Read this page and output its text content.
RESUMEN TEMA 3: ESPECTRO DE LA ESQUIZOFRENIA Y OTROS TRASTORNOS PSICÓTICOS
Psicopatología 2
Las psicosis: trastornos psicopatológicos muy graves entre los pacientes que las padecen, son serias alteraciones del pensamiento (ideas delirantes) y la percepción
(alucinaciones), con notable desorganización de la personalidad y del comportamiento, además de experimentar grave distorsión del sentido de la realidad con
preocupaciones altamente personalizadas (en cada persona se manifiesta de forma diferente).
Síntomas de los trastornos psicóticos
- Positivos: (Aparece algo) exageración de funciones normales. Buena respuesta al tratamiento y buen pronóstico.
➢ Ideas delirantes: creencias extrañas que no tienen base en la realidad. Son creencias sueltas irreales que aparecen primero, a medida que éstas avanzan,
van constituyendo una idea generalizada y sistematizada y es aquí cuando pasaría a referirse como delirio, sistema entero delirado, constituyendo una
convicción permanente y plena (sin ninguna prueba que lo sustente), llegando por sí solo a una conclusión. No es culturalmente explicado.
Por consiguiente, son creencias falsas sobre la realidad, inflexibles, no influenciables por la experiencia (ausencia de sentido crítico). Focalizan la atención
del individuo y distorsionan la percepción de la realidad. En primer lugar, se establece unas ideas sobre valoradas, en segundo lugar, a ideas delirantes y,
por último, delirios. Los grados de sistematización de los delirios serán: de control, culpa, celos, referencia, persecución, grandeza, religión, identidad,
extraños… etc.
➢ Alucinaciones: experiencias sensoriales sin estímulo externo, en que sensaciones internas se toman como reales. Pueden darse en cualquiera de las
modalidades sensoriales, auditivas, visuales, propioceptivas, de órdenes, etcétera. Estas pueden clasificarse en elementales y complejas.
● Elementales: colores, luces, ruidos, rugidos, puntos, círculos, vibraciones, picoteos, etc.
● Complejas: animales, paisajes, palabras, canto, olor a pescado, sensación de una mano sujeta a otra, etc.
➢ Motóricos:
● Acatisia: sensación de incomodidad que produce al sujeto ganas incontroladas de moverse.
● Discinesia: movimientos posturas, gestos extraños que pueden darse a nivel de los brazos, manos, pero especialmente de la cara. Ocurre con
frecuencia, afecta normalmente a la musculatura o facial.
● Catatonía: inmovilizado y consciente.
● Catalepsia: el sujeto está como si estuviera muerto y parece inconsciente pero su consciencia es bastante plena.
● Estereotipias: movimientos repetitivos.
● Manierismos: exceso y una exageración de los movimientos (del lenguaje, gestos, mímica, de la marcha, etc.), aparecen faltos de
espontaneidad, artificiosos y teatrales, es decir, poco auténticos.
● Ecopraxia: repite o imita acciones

▸ **WORK REQUIRED**: Give back all the records exactly as they stand.

▸ **TASK SOLUTION**:
Read this page and output its text content.
RESUMEN TEMA 3: ESPECTRO DE LA ESQUIZOFRENIA Y OTROS TRASTORNOS PSICÓTICOS
Psicopatología 2
Las psicosis: trastornos psicopatológicos muy graves entre los pacientes que las padecen, son serias alteraciones del pensamiento (ideas delirantes) y la percepción
(alucinaciones), con notable desorganización de la personalidad y del comportamiento, además de experimentar grave distorsión del sentido de la realidad con
preocupaciones altamente personalizadas (en cada persona se manifiesta de forma diferente).
Síntomas de los trastornos psicóticos
- Positivos: (Aparece algo) exageración de funciones normales. Buena respuesta al tratamiento y buen pronóstico.
➢ Ideas delirantes: creencias extrañas que no tienen base en la realidad. Son creencias sueltas irreales que aparecen primero, a medida que éstas avanzan,
van constituyendo una idea generalizada y sistematizada y es aquí cuando pasaría a referirse como delirio, sistema entero delirado, constituyendo una
convicción permanente y plena (sin ninguna prueba que lo sustente), llegando por sí solo a una conclusión. No es culturalmente explicado.
Por consiguiente, son creencias falsas sobre la realidad, inflexibles, no influenciables por la experiencia (ausencia de sentido crítico). Focalizan la atención
del individuo y distorsionan la percepción de la realidad. En primer lugar, se establece unas ideas sobre valoradas, en segundo lugar, a ideas delirantes y,
por último, delirios. Los grados de sistematización de los delirios serán: de control, culpa, celos, referencia, persecución, grandeza, religión, identidad,
extraños… etc.
➢ Alucinaciones: experiencias sensoriales sin estímulo externo, en que sensaciones internas se toman como reales. Pueden darse en cualquiera de las
modalidades sensoriales, auditivas, visuales, propioceptivas, de órdenes, etcétera. Estas pueden clasificarse en elementales y complejas.
● Elementales: colores, luces, ruidos, rugidos, puntos, círculos, vibraciones, picoteos, etc.
● Complejas: animales, paisajes, palabras, canto, olor a pescado, sensación de una mano sujeta a otra, etc.
➢ Motóricos:
● Acatisia: sensación de incomodidad que produce al sujeto ganas incontroladas de moverse.
● Discinesia: movimientos posturas, gestos extraños que pueden darse a nivel de los brazos, manos, pero especialmente de la cara. Ocurre con
frecuencia, afecta normalmente a la musculatura o facial.
● Catatonía: inmovilizado y consciente.
● Catalepsia: el sujeto está como si estuviera muerto y parece inconsciente pero su consciencia es bastante plena.
● Estereotipias: movimientos repetitivos.
● Manierismos: exceso y una exageración de los movimientos (del lenguaje, gestos, mímica, de la marcha, etc.), aparecen faltos de
espontaneidad, artificiosos y teatrales, es decir, poco auténticos.
● Ecopraxia: repite o imita acciones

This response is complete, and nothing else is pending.